=== GIVEN DATA ===

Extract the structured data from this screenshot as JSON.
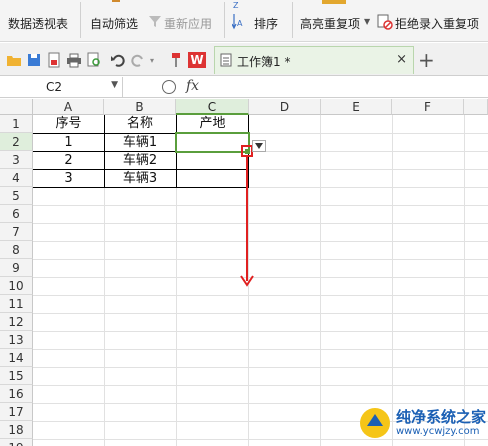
{
  "ribbon": {
    "pivot_label": "数据透视表",
    "autofilter_label": "自动筛选",
    "reapply_label": "重新应用",
    "sort_label": "排序",
    "highlight_dup_label": "高亮重复项",
    "reject_dup_label": "拒绝录入重复项"
  },
  "quick_access": {
    "icons": [
      "folder-icon",
      "save-icon",
      "export-pdf-icon",
      "print-icon",
      "print-preview-icon",
      "undo-icon",
      "redo-icon",
      "format-painter-icon"
    ]
  },
  "tabs": {
    "app_logo": "W",
    "doc_title": "工作簿1 *",
    "close": "×",
    "new_tab": "+"
  },
  "formula_bar": {
    "name_box": "C2",
    "fx_label": "fx",
    "formula": ""
  },
  "sheet": {
    "columns": [
      "A",
      "B",
      "C",
      "D",
      "E",
      "F"
    ],
    "rows": [
      "1",
      "2",
      "3",
      "4",
      "5",
      "6",
      "7",
      "8",
      "9",
      "10",
      "11",
      "12",
      "13",
      "14",
      "15",
      "16",
      "17",
      "18",
      "19"
    ],
    "header_row": [
      "序号",
      "名称",
      "产地"
    ],
    "data_rows": [
      [
        "1",
        "车辆1",
        ""
      ],
      [
        "2",
        "车辆2",
        ""
      ],
      [
        "3",
        "车辆3",
        ""
      ]
    ],
    "active_cell": "C2"
  },
  "colors": {
    "selection_green": "#5a9e3c",
    "annotation_red": "#e02020"
  },
  "watermark": {
    "title": "纯净系统之家",
    "url": "www.ycwjzy.com"
  }
}
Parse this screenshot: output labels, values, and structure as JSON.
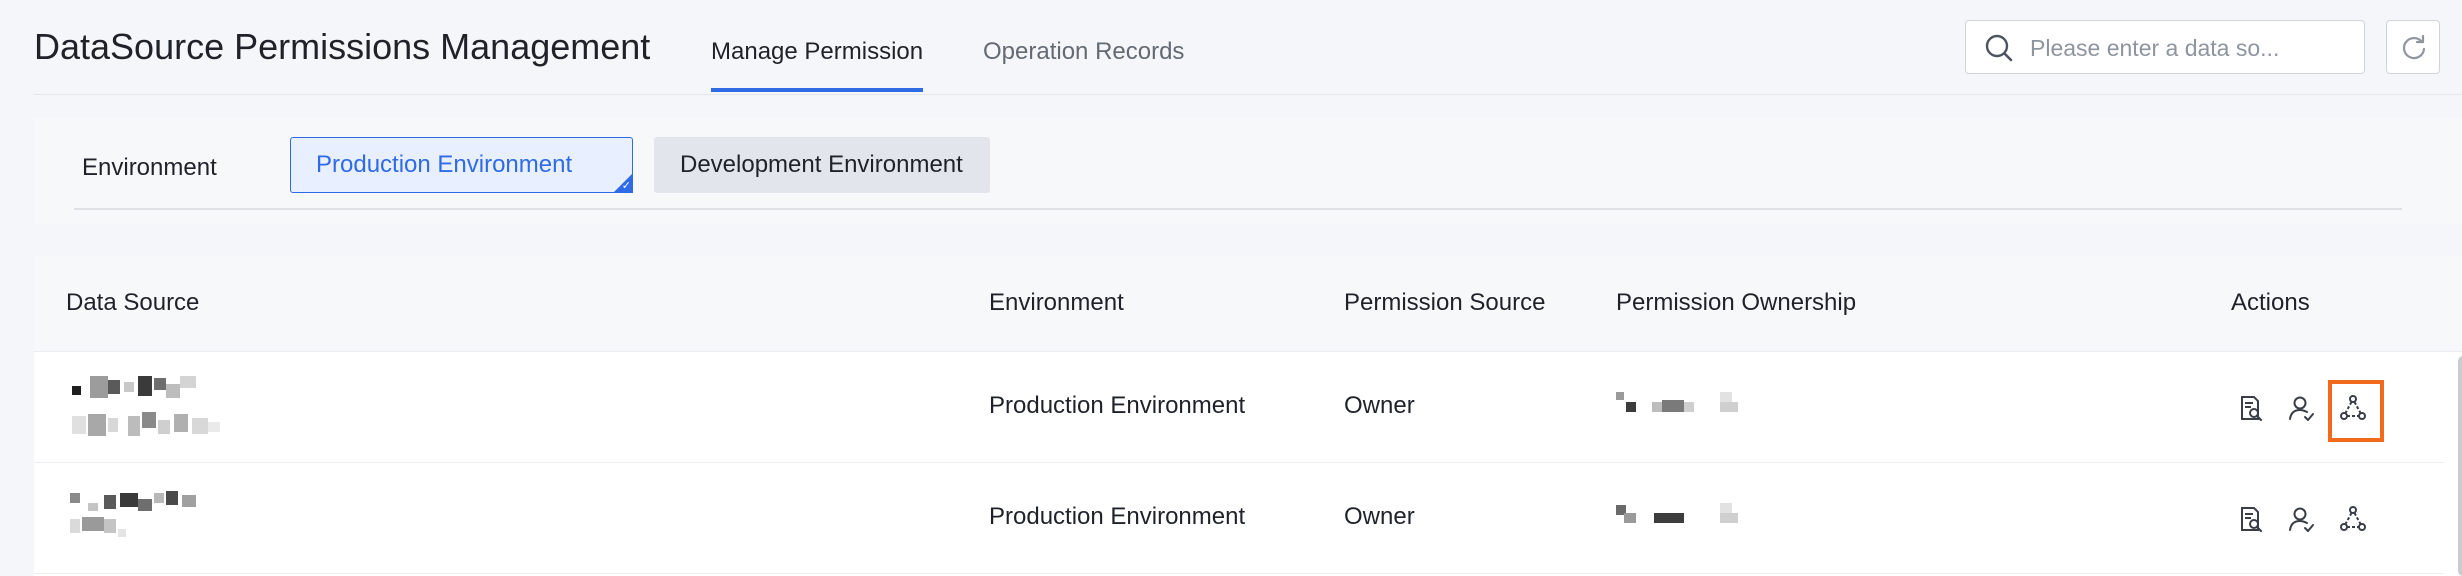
{
  "header": {
    "title": "DataSource Permissions Management",
    "tabs": [
      {
        "label": "Manage Permission",
        "active": true
      },
      {
        "label": "Operation Records",
        "active": false
      }
    ],
    "search": {
      "placeholder": "Please enter a data so...",
      "value": "",
      "icon": "search-icon"
    },
    "refresh_icon": "refresh-icon"
  },
  "filter": {
    "label": "Environment",
    "options": [
      {
        "label": "Production Environment",
        "selected": true
      },
      {
        "label": "Development Environment",
        "selected": false
      }
    ]
  },
  "table": {
    "columns": [
      "Data Source",
      "Environment",
      "Permission Source",
      "Permission Ownership",
      "Actions"
    ],
    "rows": [
      {
        "data_source": "",
        "environment": "Production Environment",
        "permission_source": "Owner",
        "permission_ownership": "",
        "actions": [
          "view-details-icon",
          "user-permission-icon",
          "share-icon"
        ]
      },
      {
        "data_source": "",
        "environment": "Production Environment",
        "permission_source": "Owner",
        "permission_ownership": "",
        "actions": [
          "view-details-icon",
          "user-permission-icon",
          "share-icon"
        ]
      }
    ],
    "highlighted_action": "row-1-share-icon"
  },
  "colors": {
    "accent": "#2f6be6",
    "highlight": "#f26b1d",
    "selected_bg": "#e8efff",
    "text_primary": "#1f2329",
    "text_secondary": "#646a73"
  }
}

===

REQUIRED TASK = Reproduce every line of the material precisely, omitting its pictures.

TASK RESULT =
Extract the structured data from this screenshot as JSON.
{
  "ribbon": {
    "pivot_label": "数据透视表",
    "autofilter_label": "自动筛选",
    "reapply_label": "重新应用",
    "sort_label": "排序",
    "highlight_dup_label": "高亮重复项",
    "reject_dup_label": "拒绝录入重复项"
  },
  "quick_access": {
    "icons": [
      "folder-icon",
      "save-icon",
      "export-pdf-icon",
      "print-icon",
      "print-preview-icon",
      "undo-icon",
      "redo-icon",
      "format-painter-icon"
    ]
  },
  "tabs": {
    "app_logo": "W",
    "doc_title": "工作簿1 *",
    "close": "×",
    "new_tab": "+"
  },
  "formula_bar": {
    "name_box": "C2",
    "fx_label": "fx",
    "formula": ""
  },
  "sheet": {
    "columns": [
      "A",
      "B",
      "C",
      "D",
      "E",
      "F"
    ],
    "rows": [
      "1",
      "2",
      "3",
      "4",
      "5",
      "6",
      "7",
      "8",
      "9",
      "10",
      "11",
      "12",
      "13",
      "14",
      "15",
      "16",
      "17",
      "18",
      "19"
    ],
    "header_row": [
      "序号",
      "名称",
      "产地"
    ],
    "data_rows": [
      [
        "1",
        "车辆1",
        ""
      ],
      [
        "2",
        "车辆2",
        ""
      ],
      [
        "3",
        "车辆3",
        ""
      ]
    ],
    "active_cell": "C2"
  },
  "colors": {
    "selection_green": "#5a9e3c",
    "annotation_red": "#e02020"
  },
  "watermark": {
    "title": "纯净系统之家",
    "url": "www.ycwjzy.com"
  }
}
Parse this screenshot: output labels, values, and structure as JSON.
{
  "header": {
    "title": "DataSource Permissions Management",
    "tabs": [
      {
        "label": "Manage Permission",
        "active": true
      },
      {
        "label": "Operation Records",
        "active": false
      }
    ],
    "search": {
      "placeholder": "Please enter a data so...",
      "value": "",
      "icon": "search-icon"
    },
    "refresh_icon": "refresh-icon"
  },
  "filter": {
    "label": "Environment",
    "options": [
      {
        "label": "Production Environment",
        "selected": true
      },
      {
        "label": "Development Environment",
        "selected": false
      }
    ]
  },
  "table": {
    "columns": [
      "Data Source",
      "Environment",
      "Permission Source",
      "Permission Ownership",
      "Actions"
    ],
    "rows": [
      {
        "data_source": "",
        "environment": "Production Environment",
        "permission_source": "Owner",
        "permission_ownership": "",
        "actions": [
          "view-details-icon",
          "user-permission-icon",
          "share-icon"
        ]
      },
      {
        "data_source": "",
        "environment": "Production Environment",
        "permission_source": "Owner",
        "permission_ownership": "",
        "actions": [
          "view-details-icon",
          "user-permission-icon",
          "share-icon"
        ]
      }
    ],
    "highlighted_action": "row-1-share-icon"
  },
  "colors": {
    "accent": "#2f6be6",
    "highlight": "#f26b1d",
    "selected_bg": "#e8efff",
    "text_primary": "#1f2329",
    "text_secondary": "#646a73"
  }
}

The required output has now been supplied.